REQUIREMENT: Work through the data line by line, gathering every line that has the word "punished".

Stored data:
---

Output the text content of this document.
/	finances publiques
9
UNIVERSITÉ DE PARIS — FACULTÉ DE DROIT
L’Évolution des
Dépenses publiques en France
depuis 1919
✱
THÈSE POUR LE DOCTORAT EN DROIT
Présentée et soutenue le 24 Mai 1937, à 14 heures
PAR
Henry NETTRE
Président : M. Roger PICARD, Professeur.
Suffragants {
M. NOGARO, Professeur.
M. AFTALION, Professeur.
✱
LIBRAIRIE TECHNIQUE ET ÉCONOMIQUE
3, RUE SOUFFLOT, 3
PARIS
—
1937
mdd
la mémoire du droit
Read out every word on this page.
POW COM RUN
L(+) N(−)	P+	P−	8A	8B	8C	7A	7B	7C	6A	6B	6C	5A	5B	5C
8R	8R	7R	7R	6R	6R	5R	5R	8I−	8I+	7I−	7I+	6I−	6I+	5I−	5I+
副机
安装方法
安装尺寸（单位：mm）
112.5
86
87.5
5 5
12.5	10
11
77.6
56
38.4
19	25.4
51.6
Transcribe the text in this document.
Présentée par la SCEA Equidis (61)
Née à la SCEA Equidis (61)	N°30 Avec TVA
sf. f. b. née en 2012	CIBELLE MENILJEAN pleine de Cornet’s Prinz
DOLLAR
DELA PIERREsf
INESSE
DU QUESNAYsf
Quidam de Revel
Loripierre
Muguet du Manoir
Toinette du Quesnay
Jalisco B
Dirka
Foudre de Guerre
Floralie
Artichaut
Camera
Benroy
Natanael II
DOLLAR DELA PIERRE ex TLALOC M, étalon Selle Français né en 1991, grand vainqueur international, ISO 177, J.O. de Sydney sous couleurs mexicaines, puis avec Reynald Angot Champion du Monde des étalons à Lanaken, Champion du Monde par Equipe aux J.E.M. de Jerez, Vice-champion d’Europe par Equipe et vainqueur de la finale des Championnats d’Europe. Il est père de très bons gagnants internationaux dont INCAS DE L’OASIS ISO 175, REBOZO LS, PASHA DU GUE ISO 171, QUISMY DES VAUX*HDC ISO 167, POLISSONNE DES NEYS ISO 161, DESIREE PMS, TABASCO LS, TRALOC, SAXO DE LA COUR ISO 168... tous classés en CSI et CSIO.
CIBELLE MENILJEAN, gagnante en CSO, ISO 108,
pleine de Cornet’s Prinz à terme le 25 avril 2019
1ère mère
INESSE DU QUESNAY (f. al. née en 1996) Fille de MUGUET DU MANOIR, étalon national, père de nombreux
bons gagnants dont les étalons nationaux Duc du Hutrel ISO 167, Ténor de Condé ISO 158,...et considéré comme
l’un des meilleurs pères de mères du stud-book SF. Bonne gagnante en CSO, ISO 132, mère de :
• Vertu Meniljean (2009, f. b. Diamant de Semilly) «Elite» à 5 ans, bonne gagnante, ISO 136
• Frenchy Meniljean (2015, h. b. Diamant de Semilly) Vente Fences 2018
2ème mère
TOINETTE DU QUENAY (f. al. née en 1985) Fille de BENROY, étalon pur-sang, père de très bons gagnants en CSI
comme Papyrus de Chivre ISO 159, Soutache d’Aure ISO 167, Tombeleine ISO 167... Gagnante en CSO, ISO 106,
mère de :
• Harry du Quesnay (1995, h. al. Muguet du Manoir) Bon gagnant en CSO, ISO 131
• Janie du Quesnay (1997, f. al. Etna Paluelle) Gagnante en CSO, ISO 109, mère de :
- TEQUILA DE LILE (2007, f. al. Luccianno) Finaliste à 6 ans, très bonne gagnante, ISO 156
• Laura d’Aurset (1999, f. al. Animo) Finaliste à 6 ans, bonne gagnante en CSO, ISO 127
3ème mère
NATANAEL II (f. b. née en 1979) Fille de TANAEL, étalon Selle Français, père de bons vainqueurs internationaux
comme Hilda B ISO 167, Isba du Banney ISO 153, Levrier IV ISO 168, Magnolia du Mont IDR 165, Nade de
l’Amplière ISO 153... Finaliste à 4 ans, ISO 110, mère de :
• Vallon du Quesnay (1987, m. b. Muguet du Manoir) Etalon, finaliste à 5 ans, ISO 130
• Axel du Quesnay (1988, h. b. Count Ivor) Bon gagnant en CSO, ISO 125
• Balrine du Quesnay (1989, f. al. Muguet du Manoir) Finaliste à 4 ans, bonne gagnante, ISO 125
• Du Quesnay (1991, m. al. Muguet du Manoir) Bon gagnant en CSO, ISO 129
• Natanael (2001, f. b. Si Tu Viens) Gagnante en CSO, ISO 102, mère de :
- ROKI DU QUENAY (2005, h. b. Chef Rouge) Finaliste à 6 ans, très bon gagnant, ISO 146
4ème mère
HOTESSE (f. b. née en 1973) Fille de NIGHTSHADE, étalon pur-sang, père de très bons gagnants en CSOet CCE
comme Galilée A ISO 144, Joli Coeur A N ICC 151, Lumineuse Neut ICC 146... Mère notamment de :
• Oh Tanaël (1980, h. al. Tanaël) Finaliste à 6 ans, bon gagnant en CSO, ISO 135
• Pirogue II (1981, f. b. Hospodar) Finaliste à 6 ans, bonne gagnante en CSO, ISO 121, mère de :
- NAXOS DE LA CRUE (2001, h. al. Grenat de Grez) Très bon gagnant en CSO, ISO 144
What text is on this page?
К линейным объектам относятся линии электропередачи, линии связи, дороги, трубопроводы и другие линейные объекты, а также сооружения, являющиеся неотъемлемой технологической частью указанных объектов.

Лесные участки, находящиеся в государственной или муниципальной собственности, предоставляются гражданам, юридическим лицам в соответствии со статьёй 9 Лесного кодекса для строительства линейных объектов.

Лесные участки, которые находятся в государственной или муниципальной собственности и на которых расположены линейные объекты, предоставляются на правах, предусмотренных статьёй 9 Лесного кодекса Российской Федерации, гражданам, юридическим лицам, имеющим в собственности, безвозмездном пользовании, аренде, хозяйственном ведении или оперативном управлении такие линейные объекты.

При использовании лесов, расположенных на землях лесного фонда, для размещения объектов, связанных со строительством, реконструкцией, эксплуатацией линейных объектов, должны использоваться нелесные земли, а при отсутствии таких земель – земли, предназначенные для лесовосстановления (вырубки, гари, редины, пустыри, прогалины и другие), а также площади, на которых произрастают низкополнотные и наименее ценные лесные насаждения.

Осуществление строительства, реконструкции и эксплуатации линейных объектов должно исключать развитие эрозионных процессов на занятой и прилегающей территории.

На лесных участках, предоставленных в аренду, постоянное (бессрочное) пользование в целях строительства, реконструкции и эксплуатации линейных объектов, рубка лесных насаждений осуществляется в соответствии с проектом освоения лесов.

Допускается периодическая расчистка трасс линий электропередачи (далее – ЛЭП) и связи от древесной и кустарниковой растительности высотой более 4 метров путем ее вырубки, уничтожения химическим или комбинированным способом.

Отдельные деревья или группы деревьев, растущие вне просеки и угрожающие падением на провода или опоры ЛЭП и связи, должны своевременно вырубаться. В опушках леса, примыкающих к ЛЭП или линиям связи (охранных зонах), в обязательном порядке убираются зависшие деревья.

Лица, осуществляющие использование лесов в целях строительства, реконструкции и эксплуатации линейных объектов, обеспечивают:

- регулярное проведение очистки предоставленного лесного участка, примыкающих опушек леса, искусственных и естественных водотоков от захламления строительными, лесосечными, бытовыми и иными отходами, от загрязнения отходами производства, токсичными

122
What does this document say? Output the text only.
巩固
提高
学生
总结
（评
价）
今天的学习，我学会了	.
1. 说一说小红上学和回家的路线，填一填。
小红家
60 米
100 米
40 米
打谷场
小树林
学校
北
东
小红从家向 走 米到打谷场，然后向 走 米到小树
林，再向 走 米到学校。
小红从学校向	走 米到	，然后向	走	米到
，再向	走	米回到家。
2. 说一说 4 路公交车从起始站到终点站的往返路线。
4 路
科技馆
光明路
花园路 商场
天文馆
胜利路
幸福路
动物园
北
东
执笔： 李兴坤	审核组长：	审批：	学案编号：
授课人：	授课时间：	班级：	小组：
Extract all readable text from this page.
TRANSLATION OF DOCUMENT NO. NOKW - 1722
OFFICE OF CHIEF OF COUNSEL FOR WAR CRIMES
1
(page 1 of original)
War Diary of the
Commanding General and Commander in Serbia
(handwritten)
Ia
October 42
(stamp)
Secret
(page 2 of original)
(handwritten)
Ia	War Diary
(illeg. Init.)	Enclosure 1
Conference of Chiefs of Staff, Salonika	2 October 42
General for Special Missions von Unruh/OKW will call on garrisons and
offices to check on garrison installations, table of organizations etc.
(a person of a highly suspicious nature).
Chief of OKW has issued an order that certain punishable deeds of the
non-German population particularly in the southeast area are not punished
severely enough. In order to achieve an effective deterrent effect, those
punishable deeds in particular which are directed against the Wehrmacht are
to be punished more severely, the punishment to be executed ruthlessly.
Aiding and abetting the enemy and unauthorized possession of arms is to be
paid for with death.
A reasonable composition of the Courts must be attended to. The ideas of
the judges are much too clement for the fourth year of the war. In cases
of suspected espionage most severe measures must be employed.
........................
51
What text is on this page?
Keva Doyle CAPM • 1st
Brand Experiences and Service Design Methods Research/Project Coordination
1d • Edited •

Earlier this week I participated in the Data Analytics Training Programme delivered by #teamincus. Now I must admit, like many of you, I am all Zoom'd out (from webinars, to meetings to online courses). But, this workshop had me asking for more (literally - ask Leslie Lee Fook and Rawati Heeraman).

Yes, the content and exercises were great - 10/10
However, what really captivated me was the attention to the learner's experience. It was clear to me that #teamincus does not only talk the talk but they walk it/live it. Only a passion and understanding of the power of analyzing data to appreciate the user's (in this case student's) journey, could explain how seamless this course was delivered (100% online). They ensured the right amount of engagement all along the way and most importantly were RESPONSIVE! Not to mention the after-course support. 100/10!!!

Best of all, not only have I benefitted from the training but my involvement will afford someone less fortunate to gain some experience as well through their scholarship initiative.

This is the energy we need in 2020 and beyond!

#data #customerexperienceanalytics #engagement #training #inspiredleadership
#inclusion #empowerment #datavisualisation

---

OUTPUT:
non-German population particularly in the southeast area are not punished
to be punished more severely, the punishment to be executed ruthlessly.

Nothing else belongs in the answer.